» **SHORT PROBLEM**: Lines containing the word "Foncière" need to be counted. Please reply with how many there are, and nothing else.

== MATERIAL PROVIDED ==

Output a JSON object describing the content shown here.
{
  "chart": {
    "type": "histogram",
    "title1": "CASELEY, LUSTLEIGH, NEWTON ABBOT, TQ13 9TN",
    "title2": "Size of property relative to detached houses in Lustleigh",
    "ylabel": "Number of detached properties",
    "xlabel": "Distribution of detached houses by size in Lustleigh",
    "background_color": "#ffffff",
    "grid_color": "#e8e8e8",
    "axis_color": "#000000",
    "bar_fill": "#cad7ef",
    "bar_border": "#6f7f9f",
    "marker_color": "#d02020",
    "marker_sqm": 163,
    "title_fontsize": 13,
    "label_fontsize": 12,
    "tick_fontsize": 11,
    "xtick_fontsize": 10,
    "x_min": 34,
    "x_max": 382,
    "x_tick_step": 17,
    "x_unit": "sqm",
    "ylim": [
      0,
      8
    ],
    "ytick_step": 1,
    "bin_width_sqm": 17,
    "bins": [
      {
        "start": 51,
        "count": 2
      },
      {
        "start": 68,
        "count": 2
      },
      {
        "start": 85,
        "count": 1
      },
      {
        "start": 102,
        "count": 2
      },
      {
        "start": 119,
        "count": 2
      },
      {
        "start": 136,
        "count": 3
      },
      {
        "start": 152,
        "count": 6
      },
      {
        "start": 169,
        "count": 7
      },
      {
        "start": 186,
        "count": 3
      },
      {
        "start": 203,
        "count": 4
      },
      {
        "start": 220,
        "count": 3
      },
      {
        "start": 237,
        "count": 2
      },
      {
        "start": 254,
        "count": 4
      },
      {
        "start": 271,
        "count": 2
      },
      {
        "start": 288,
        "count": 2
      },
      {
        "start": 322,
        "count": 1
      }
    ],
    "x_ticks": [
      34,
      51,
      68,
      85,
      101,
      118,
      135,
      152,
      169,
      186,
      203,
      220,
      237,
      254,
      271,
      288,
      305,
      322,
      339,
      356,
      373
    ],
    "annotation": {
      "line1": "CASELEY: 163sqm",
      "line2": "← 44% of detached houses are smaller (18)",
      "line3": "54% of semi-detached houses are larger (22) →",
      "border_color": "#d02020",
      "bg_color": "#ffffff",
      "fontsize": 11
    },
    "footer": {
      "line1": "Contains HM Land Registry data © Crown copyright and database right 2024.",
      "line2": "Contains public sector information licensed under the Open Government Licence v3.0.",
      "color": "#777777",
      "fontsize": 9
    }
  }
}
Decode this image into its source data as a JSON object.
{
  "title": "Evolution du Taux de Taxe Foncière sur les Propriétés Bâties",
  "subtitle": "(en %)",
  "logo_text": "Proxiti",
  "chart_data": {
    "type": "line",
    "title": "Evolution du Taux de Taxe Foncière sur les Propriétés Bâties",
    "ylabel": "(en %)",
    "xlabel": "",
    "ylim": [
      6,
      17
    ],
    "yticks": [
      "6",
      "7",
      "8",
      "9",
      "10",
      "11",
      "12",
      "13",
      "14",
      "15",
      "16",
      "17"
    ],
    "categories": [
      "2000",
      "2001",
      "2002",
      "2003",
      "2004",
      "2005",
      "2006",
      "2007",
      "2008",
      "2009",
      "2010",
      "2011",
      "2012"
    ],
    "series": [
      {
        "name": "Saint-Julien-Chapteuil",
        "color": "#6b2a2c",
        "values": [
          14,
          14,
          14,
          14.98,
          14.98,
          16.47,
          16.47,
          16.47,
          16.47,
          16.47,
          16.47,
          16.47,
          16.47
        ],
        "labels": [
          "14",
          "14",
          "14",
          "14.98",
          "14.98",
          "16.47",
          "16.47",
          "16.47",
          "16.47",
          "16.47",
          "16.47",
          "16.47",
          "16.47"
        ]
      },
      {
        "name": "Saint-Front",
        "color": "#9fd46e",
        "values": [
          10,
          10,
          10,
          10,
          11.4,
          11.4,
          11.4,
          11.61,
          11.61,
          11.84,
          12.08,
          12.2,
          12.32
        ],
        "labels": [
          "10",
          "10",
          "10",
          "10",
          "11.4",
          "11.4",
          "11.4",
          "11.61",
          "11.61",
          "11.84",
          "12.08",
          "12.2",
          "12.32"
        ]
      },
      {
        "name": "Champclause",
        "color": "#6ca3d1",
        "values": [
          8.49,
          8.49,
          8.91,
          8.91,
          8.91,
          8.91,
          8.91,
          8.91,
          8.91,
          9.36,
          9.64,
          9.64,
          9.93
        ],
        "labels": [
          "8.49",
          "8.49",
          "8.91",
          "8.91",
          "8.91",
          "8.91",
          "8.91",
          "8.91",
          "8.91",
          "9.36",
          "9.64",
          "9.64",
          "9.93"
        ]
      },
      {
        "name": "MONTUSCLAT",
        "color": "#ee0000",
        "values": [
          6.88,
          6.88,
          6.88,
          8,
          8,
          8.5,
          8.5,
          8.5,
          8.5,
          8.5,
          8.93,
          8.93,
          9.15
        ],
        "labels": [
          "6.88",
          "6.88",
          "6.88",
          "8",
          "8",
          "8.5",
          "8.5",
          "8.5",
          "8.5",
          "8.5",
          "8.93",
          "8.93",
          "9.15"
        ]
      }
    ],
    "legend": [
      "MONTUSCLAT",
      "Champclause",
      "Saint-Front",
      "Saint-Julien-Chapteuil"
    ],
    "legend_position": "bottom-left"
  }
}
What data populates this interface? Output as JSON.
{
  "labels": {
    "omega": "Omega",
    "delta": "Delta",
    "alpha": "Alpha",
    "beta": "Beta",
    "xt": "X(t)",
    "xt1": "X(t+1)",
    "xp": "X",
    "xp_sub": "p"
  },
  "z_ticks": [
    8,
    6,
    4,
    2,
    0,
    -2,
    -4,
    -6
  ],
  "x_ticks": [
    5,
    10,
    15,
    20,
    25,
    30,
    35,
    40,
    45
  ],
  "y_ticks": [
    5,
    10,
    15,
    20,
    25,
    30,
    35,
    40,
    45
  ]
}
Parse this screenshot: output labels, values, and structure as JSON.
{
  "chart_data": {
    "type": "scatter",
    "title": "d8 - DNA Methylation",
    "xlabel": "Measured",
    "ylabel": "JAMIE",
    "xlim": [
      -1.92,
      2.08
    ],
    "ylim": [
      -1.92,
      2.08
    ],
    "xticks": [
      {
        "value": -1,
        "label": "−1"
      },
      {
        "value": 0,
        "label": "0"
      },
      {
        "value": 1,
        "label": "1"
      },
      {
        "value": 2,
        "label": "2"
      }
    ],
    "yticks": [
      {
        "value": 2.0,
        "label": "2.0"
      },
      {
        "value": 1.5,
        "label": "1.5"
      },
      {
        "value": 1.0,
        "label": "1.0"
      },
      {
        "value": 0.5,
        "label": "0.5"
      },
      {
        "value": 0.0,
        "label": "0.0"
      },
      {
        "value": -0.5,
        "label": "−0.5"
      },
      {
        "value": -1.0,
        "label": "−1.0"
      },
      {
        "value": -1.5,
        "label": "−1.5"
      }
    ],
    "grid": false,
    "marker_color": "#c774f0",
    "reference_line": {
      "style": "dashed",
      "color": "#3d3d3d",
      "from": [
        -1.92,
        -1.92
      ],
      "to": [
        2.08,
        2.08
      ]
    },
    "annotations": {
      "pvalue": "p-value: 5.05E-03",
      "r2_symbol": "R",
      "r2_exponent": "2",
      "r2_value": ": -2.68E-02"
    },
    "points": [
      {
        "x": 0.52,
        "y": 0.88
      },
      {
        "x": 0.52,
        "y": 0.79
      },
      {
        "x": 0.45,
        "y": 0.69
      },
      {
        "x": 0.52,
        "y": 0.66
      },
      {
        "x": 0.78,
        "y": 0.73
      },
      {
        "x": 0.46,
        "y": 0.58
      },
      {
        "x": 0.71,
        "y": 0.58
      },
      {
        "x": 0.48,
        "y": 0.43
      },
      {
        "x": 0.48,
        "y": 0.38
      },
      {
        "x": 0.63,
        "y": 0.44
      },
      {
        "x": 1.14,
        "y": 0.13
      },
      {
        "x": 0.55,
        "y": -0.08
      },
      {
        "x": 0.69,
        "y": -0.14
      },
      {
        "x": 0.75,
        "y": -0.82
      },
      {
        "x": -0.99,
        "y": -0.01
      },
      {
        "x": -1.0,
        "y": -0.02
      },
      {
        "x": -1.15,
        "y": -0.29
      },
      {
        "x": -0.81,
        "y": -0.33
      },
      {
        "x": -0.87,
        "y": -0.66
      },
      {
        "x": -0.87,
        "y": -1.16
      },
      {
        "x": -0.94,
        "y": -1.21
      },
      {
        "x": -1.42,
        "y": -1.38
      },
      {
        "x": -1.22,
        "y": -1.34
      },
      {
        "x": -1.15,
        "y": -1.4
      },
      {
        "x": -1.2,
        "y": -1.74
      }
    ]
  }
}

===

» **THE REPLY**: 2